╭─ Supplied entries

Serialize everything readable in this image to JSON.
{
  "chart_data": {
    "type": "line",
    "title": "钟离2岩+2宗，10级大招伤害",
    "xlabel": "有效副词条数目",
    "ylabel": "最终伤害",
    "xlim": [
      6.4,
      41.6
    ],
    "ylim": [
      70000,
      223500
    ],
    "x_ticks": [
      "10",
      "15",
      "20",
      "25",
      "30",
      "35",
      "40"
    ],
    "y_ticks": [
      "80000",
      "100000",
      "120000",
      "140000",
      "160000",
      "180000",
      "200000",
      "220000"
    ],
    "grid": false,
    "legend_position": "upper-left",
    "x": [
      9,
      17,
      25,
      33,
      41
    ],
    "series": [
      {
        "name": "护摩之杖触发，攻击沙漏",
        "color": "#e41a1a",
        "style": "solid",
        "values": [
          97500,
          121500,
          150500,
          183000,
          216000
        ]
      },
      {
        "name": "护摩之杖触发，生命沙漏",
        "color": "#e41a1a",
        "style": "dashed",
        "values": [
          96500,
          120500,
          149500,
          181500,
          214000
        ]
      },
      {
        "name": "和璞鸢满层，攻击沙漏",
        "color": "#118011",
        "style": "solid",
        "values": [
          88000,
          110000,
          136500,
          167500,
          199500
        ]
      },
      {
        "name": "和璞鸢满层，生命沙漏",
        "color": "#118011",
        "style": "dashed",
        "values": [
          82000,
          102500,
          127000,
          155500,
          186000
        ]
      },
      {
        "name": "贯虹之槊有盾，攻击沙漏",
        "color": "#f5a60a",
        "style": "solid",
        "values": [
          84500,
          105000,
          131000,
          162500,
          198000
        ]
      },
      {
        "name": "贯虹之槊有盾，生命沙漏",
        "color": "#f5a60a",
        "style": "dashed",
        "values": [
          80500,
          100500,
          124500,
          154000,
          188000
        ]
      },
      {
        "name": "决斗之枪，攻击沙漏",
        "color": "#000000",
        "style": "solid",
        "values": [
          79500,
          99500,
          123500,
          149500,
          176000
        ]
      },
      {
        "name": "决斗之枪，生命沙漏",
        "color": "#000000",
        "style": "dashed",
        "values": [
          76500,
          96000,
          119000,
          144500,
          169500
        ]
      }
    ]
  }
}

╰─

**Directions:** Scan the entries above for the word "生命沙漏" and collect each line holding it.

**Exercise answer:**
        "name": "护摩之杖触发，生命沙漏",
        "name": "和璞鸢满层，生命沙漏",
        "name": "贯虹之槊有盾，生命沙漏",
        "name": "决斗之枪，生命沙漏",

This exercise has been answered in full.